# Aim of the task
Pick out every line that holds the string "Proximity" and copy it.

# Supplied records

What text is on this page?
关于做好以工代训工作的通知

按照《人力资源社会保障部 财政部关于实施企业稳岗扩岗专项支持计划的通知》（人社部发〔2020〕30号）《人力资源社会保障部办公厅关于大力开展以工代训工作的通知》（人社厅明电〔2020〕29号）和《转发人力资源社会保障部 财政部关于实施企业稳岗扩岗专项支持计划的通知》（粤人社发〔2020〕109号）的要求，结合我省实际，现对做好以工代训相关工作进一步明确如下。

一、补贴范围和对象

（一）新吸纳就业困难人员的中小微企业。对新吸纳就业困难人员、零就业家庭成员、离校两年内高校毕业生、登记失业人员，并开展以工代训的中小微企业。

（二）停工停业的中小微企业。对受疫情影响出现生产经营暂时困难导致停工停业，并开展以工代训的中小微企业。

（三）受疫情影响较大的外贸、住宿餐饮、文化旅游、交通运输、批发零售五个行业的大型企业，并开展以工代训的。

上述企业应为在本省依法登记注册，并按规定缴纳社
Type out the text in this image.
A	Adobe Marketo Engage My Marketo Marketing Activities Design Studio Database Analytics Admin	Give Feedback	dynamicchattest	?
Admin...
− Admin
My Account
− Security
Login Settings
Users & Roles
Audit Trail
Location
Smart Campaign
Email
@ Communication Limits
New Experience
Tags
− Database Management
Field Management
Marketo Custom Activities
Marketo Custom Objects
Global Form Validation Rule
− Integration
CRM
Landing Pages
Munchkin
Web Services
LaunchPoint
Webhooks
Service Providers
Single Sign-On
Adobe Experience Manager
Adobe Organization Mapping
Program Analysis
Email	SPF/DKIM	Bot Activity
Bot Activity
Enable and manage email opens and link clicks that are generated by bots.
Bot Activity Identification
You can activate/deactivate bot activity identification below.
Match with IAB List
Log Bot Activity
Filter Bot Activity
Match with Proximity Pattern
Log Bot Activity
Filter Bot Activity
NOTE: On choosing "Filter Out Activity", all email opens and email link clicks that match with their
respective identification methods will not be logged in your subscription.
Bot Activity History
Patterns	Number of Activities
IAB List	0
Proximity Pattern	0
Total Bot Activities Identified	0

# Written answer
Match with Proximity Pattern
Proximity Pattern	0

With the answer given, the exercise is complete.